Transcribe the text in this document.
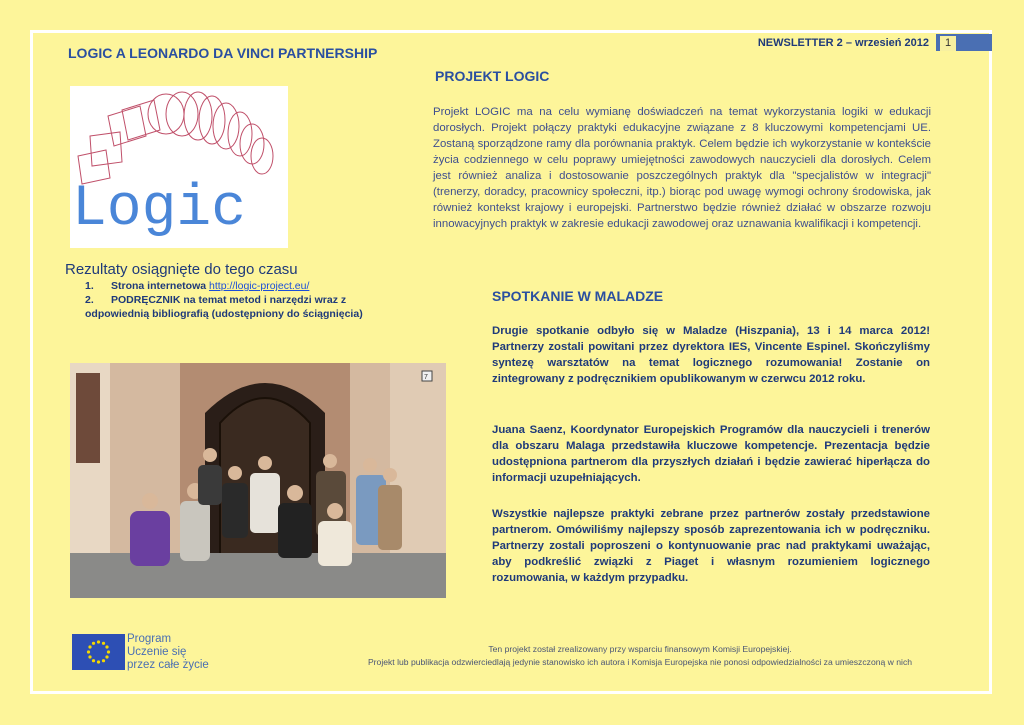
1
NEWSLETTER 2 – wrzesień 2012
LOGIC A LEONARDO DA VINCI PARTNERSHIP
Logic
Rezultaty osiągnięte do tego czasu
1. Strona internetowa http://logic-project.eu/
2. PODRĘCZNIK na temat metod i narzędzi wraz z odpowiednią bibliografią (udostępniony do ściągnięcia)
7
PROJEKT LOGIC
Projekt LOGIC ma na celu wymianę doświadczeń na temat wykorzystania logiki w edukacji dorosłych. Projekt połączy praktyki edukacyjne związane z 8 kluczowymi kompetencjami UE. Zostaną sporządzone ramy dla porównania praktyk. Celem będzie ich wykorzystanie w kontekście życia codziennego w celu poprawy umiejętności zawodowych nauczycieli dla dorosłych. Celem jest również analiza i dostosowanie poszczególnych praktyk dla "specjalistów w integracji" (trenerzy, doradcy, pracownicy społeczni, itp.) biorąc pod uwagę wymogi ochrony środowiska, jak również kontekst krajowy i europejski. Partnerstwo będzie również działać w obszarze rozwoju innowacyjnych praktyk w zakresie edukacji zawodowej oraz uznawania kwalifikacji i kompetencji.
SPOTKANIE W MALADZE
Drugie spotkanie odbyło się w Maladze (Hiszpania), 13 i 14 marca 2012! Partnerzy zostali powitani przez dyrektora IES, Vincente Espinel. Skończyliśmy syntezę warsztatów na temat logicznego rozumowania! Zostanie on zintegrowany z podręcznikiem opublikowanym w czerwcu 2012 roku.
Juana Saenz, Koordynator Europejskich Programów dla nauczycieli i trenerów dla obszaru Malaga przedstawiła kluczowe kompetencje. Prezentacja będzie udostępniona partnerom dla przyszłych działań i będzie zawierać hiperłącza do informacji uzupełniających.
Wszystkie najlepsze praktyki zebrane przez partnerów zostały przedstawione partnerom. Omówiliśmy najlepszy sposób zaprezentowania ich w podręczniku. Partnerzy zostali poproszeni o kontynuowanie prac nad praktykami uważając, aby podkreślić związki z Piaget i własnym rozumieniem logicznego rozumowania, w każdym przypadku.
Program
Uczenie się
przez całe życie
Ten projekt został zrealizowany przy wsparciu finansowym Komisji Europejskiej.
Projekt lub publikacja odzwierciedlają jedynie stanowisko ich autora i Komisja Europejska nie ponosi odpowiedzialności za umieszczoną w nich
━━━━━━━━━━━━━━━━
Quote every line of the records above exactly; no picture is to be copied.

Transcribe the text in this document.
1
NEWSLETTER 2 – wrzesień 2012
LOGIC A LEONARDO DA VINCI PARTNERSHIP
Logic
Rezultaty osiągnięte do tego czasu
1. Strona internetowa http://logic-project.eu/
2. PODRĘCZNIK na temat metod i narzędzi wraz z odpowiednią bibliografią (udostępniony do ściągnięcia)
7
PROJEKT LOGIC
Projekt LOGIC ma na celu wymianę doświadczeń na temat wykorzystania logiki w edukacji dorosłych. Projekt połączy praktyki edukacyjne związane z 8 kluczowymi kompetencjami UE. Zostaną sporządzone ramy dla porównania praktyk. Celem będzie ich wykorzystanie w kontekście życia codziennego w celu poprawy umiejętności zawodowych nauczycieli dla dorosłych. Celem jest również analiza i dostosowanie poszczególnych praktyk dla "specjalistów w integracji" (trenerzy, doradcy, pracownicy społeczni, itp.) biorąc pod uwagę wymogi ochrony środowiska, jak również kontekst krajowy i europejski. Partnerstwo będzie również działać w obszarze rozwoju innowacyjnych praktyk w zakresie edukacji zawodowej oraz uznawania kwalifikacji i kompetencji.
SPOTKANIE W MALADZE
Drugie spotkanie odbyło się w Maladze (Hiszpania), 13 i 14 marca 2012! Partnerzy zostali powitani przez dyrektora IES, Vincente Espinel. Skończyliśmy syntezę warsztatów na temat logicznego rozumowania! Zostanie on zintegrowany z podręcznikiem opublikowanym w czerwcu 2012 roku.
Juana Saenz, Koordynator Europejskich Programów dla nauczycieli i trenerów dla obszaru Malaga przedstawiła kluczowe kompetencje. Prezentacja będzie udostępniona partnerom dla przyszłych działań i będzie zawierać hiperłącza do informacji uzupełniających.
Wszystkie najlepsze praktyki zebrane przez partnerów zostały przedstawione partnerom. Omówiliśmy najlepszy sposób zaprezentowania ich w podręczniku. Partnerzy zostali poproszeni o kontynuowanie prac nad praktykami uważając, aby podkreślić związki z Piaget i własnym rozumieniem logicznego rozumowania, w każdym przypadku.
Program
Uczenie się
przez całe życie
Ten projekt został zrealizowany przy wsparciu finansowym Komisji Europejskiej.
Projekt lub publikacja odzwierciedlają jedynie stanowisko ich autora i Komisja Europejska nie ponosi odpowiedzialności za umieszczoną w nich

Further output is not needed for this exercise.